(Excerpt from a dataset)
— begin —

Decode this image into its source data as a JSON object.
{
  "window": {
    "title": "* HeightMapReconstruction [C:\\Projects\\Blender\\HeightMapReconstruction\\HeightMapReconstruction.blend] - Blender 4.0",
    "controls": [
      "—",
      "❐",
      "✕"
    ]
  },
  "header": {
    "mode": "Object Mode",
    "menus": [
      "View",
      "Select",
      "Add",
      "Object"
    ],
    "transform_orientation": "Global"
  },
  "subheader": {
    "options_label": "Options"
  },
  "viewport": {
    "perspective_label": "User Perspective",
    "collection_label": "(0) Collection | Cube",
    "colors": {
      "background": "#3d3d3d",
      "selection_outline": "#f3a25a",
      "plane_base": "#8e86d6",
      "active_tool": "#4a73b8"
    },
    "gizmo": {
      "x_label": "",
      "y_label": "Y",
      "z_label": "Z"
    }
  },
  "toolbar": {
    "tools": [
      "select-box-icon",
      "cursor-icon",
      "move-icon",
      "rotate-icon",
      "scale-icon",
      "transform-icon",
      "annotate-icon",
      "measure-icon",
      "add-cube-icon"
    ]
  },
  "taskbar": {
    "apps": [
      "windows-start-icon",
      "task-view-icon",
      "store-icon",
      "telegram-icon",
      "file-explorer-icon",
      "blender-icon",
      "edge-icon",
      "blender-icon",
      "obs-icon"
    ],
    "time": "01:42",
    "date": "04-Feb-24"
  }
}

— end —
— begin —

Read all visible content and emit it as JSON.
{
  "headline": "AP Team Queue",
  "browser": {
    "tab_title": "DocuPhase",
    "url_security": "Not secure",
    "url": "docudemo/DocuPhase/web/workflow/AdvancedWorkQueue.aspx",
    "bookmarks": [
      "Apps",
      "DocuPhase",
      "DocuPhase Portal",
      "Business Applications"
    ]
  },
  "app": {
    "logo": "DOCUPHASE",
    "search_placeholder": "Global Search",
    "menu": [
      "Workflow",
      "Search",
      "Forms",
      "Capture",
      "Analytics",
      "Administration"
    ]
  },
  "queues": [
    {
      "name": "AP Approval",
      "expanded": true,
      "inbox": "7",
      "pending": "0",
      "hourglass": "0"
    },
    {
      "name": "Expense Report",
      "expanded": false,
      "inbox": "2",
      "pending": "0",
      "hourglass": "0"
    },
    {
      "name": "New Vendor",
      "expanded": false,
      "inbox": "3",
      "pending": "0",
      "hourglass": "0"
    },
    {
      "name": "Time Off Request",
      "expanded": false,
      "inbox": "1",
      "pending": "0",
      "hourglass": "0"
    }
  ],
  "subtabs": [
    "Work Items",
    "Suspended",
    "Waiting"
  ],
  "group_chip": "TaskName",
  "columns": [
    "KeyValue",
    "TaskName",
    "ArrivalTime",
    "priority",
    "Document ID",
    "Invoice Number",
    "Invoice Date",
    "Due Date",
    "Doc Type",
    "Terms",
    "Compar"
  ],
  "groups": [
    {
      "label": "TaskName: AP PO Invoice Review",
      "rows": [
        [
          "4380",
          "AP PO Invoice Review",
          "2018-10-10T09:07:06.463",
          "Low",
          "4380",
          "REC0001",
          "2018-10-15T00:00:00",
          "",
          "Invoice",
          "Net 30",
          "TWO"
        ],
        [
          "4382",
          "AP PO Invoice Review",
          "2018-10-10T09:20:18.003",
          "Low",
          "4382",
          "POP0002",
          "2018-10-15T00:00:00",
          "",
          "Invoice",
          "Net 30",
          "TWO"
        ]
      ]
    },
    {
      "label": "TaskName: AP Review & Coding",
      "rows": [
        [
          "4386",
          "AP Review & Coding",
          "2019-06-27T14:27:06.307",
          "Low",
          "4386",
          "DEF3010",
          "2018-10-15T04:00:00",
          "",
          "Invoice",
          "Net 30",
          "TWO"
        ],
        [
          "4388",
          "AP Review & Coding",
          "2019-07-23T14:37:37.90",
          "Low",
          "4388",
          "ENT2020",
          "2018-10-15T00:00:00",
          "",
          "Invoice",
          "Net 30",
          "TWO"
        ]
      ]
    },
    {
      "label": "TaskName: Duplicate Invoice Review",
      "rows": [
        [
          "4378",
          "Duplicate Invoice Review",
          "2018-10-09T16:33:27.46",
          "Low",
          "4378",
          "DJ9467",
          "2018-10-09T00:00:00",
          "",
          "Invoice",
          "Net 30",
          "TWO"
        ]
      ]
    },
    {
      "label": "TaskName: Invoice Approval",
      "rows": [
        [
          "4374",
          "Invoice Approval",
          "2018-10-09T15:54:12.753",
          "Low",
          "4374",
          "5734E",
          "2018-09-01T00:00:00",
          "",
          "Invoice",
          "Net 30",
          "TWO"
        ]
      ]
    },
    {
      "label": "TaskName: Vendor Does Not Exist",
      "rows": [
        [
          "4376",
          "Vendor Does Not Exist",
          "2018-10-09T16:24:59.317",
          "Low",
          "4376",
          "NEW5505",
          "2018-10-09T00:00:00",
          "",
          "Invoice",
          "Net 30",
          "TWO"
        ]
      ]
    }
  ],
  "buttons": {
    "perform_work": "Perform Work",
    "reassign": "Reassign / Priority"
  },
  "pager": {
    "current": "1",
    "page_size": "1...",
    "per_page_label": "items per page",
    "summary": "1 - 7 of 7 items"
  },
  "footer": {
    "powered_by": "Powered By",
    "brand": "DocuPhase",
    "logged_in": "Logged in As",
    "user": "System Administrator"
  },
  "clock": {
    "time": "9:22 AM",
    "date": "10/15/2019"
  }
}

— end —
— begin —

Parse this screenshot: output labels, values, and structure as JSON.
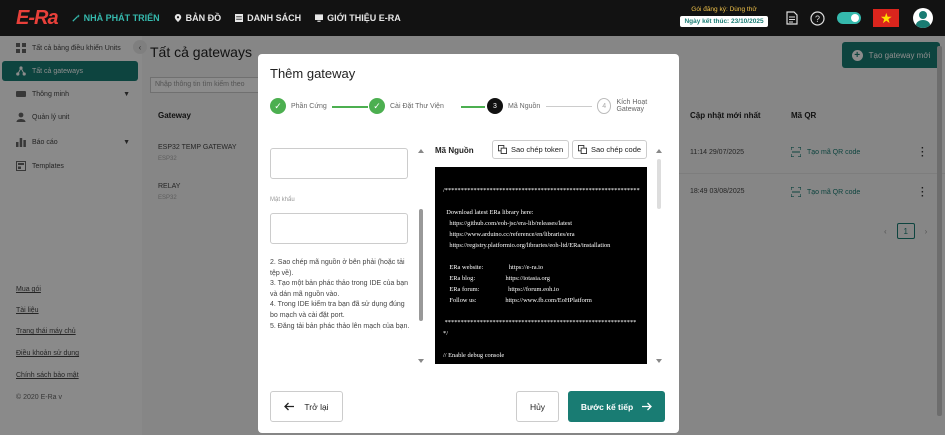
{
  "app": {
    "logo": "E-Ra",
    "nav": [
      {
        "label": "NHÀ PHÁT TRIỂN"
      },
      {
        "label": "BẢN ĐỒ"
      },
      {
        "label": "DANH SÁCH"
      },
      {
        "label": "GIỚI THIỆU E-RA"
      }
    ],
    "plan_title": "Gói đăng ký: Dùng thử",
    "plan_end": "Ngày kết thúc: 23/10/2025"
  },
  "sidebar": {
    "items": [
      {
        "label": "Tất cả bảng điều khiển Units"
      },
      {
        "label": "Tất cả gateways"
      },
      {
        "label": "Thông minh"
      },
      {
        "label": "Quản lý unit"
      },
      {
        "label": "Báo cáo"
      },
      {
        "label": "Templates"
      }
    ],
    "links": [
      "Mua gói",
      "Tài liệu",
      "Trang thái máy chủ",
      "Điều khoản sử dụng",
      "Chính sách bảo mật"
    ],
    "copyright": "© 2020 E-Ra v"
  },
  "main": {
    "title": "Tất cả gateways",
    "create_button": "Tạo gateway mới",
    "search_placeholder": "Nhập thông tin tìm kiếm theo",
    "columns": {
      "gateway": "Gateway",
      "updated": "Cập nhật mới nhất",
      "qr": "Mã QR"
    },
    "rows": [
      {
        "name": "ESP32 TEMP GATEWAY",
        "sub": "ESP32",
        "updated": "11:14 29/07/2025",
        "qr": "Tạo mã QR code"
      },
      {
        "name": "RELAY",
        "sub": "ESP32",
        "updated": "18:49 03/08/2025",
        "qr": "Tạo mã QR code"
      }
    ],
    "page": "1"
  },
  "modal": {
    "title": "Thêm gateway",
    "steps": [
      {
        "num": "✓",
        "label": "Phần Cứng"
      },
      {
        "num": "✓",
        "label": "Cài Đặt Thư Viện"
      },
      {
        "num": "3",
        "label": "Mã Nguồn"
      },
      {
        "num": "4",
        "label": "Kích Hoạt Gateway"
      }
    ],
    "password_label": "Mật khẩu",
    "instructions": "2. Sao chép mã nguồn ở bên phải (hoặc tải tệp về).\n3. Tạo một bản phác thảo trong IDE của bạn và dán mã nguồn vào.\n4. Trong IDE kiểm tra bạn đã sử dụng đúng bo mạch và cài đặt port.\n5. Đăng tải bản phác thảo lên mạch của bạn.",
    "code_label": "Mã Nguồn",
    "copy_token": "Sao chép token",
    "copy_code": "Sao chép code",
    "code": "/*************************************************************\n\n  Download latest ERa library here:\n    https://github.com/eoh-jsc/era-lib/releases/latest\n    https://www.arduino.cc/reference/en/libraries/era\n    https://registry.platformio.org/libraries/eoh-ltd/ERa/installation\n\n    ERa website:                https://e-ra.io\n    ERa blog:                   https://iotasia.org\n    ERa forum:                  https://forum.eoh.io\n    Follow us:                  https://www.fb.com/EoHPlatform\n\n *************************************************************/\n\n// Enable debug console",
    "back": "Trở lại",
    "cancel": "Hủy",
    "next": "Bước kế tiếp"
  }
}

— end —

▸ **Objective**: Looking at the listing above, how many of its lines contain the string "gateways"? Give the number alone.

▸ **Exercise result**: 2